TASK DESCRIPTION | Return the full material exactly.

SUPPLIED RECORDS |

>> Begin

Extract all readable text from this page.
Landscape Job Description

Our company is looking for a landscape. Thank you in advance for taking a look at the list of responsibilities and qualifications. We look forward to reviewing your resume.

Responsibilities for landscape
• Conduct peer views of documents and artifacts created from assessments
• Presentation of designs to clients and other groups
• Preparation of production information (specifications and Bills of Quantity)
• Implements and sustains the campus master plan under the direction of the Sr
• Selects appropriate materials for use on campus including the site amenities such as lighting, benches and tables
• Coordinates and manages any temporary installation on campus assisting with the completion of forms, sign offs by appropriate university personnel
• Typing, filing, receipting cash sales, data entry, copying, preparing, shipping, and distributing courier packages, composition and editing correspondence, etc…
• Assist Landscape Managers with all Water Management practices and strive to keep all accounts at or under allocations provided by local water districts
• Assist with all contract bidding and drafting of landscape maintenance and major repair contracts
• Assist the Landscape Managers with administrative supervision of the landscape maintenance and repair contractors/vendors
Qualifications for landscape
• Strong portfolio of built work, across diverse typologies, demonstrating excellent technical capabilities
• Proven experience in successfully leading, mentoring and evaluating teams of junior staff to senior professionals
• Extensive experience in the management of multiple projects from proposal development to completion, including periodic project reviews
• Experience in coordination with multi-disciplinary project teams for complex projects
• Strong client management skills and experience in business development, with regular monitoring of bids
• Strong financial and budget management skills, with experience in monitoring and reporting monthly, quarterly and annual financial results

>> End

THE RESULT |
Extract all readable text from this page.
Landscape Job Description

Our company is looking for a landscape. Thank you in advance for taking a look at the list of responsibilities and qualifications. We look forward to reviewing your resume.

Responsibilities for landscape
• Conduct peer views of documents and artifacts created from assessments
• Presentation of designs to clients and other groups
• Preparation of production information (specifications and Bills of Quantity)
• Implements and sustains the campus master plan under the direction of the Sr
• Selects appropriate materials for use on campus including the site amenities such as lighting, benches and tables
• Coordinates and manages any temporary installation on campus assisting with the completion of forms, sign offs by appropriate university personnel
• Typing, filing, receipting cash sales, data entry, copying, preparing, shipping, and distributing courier packages, composition and editing correspondence, etc…
• Assist Landscape Managers with all Water Management practices and strive to keep all accounts at or under allocations provided by local water districts
• Assist with all contract bidding and drafting of landscape maintenance and major repair contracts
• Assist the Landscape Managers with administrative supervision of the landscape maintenance and repair contractors/vendors
Qualifications for landscape
• Strong portfolio of built work, across diverse typologies, demonstrating excellent technical capabilities
• Proven experience in successfully leading, mentoring and evaluating teams of junior staff to senior professionals
• Extensive experience in the management of multiple projects from proposal development to completion, including periodic project reviews
• Experience in coordination with multi-disciplinary project teams for complex projects
• Strong client management skills and experience in business development, with regular monitoring of bids
• Strong financial and budget management skills, with experience in monitoring and reporting monthly, quarterly and annual financial results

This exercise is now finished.